*Your task*: Images excluded, repeat each entry below exactly.

Records from a data collection
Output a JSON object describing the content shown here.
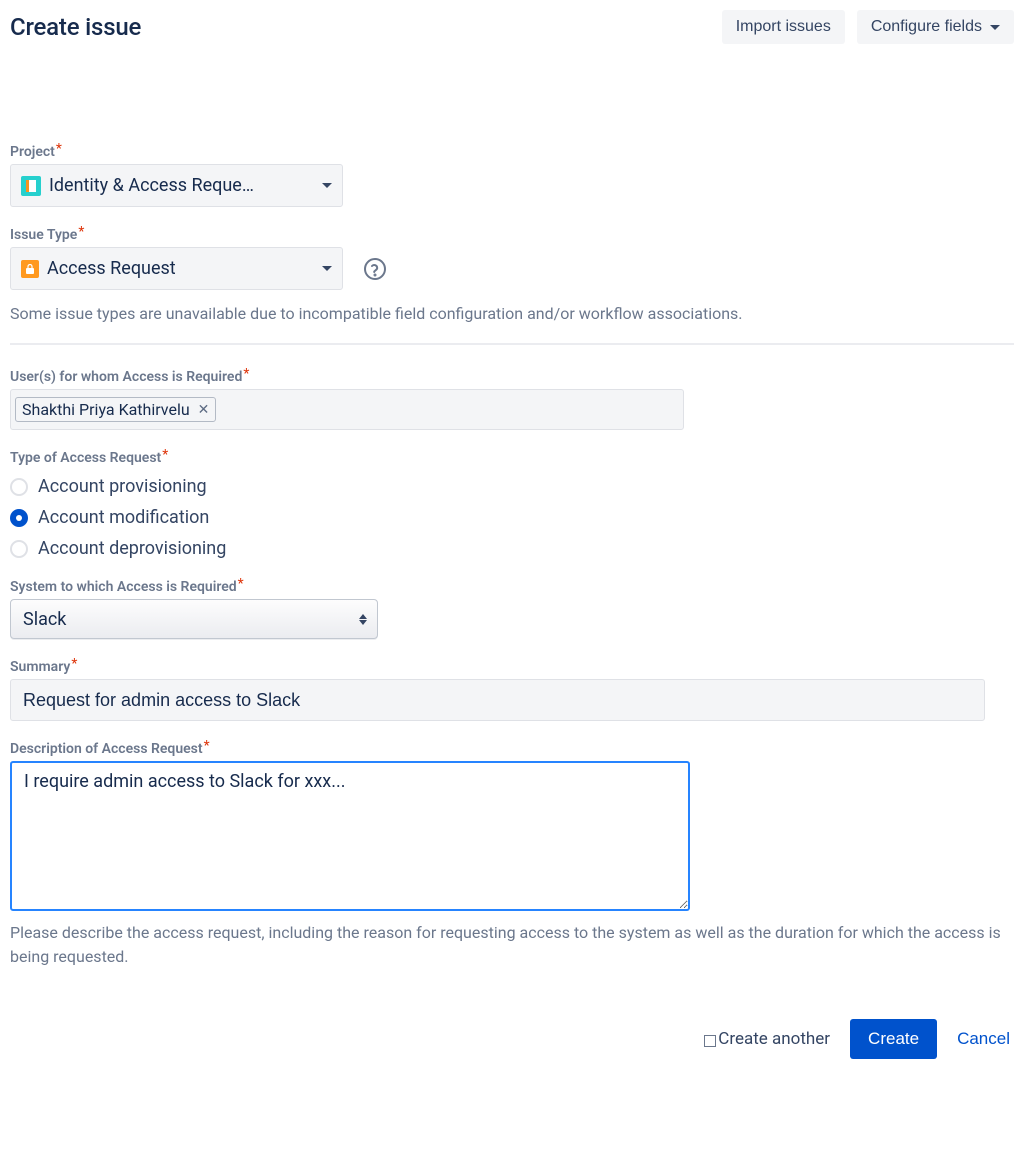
{
  "header": {
    "title": "Create issue",
    "import_button": "Import issues",
    "configure_button": "Configure fields"
  },
  "fields": {
    "project": {
      "label": "Project",
      "value": "Identity & Access Reque…"
    },
    "issue_type": {
      "label": "Issue Type",
      "value": "Access Request",
      "help_text": "Some issue types are unavailable due to incompatible field configuration and/or workflow associations."
    },
    "users": {
      "label": "User(s) for whom Access is Required",
      "chips": [
        "Shakthi Priya Kathirvelu"
      ]
    },
    "access_type": {
      "label": "Type of Access Request",
      "options": [
        {
          "label": "Account provisioning",
          "checked": false
        },
        {
          "label": "Account modification",
          "checked": true
        },
        {
          "label": "Account deprovisioning",
          "checked": false
        }
      ]
    },
    "system": {
      "label": "System to which Access is Required",
      "value": "Slack"
    },
    "summary": {
      "label": "Summary",
      "value": "Request for admin access to Slack"
    },
    "description": {
      "label": "Description of Access Request",
      "value": "I require admin access to Slack for xxx...",
      "help_text": "Please describe the access request, including the reason for requesting access to the system as well as the duration for which the access is being requested."
    }
  },
  "footer": {
    "create_another": "Create another",
    "create_button": "Create",
    "cancel_button": "Cancel"
  }
}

*Solution*:
Output a JSON object describing the content shown here.
{
  "header": {
    "title": "Create issue",
    "import_button": "Import issues",
    "configure_button": "Configure fields"
  },
  "fields": {
    "project": {
      "label": "Project",
      "value": "Identity & Access Reque…"
    },
    "issue_type": {
      "label": "Issue Type",
      "value": "Access Request",
      "help_text": "Some issue types are unavailable due to incompatible field configuration and/or workflow associations."
    },
    "users": {
      "label": "User(s) for whom Access is Required",
      "chips": [
        "Shakthi Priya Kathirvelu"
      ]
    },
    "access_type": {
      "label": "Type of Access Request",
      "options": [
        {
          "label": "Account provisioning",
          "checked": false
        },
        {
          "label": "Account modification",
          "checked": true
        },
        {
          "label": "Account deprovisioning",
          "checked": false
        }
      ]
    },
    "system": {
      "label": "System to which Access is Required",
      "value": "Slack"
    },
    "summary": {
      "label": "Summary",
      "value": "Request for admin access to Slack"
    },
    "description": {
      "label": "Description of Access Request",
      "value": "I require admin access to Slack for xxx...",
      "help_text": "Please describe the access request, including the reason for requesting access to the system as well as the duration for which the access is being requested."
    }
  },
  "footer": {
    "create_another": "Create another",
    "create_button": "Create",
    "cancel_button": "Cancel"
  }
}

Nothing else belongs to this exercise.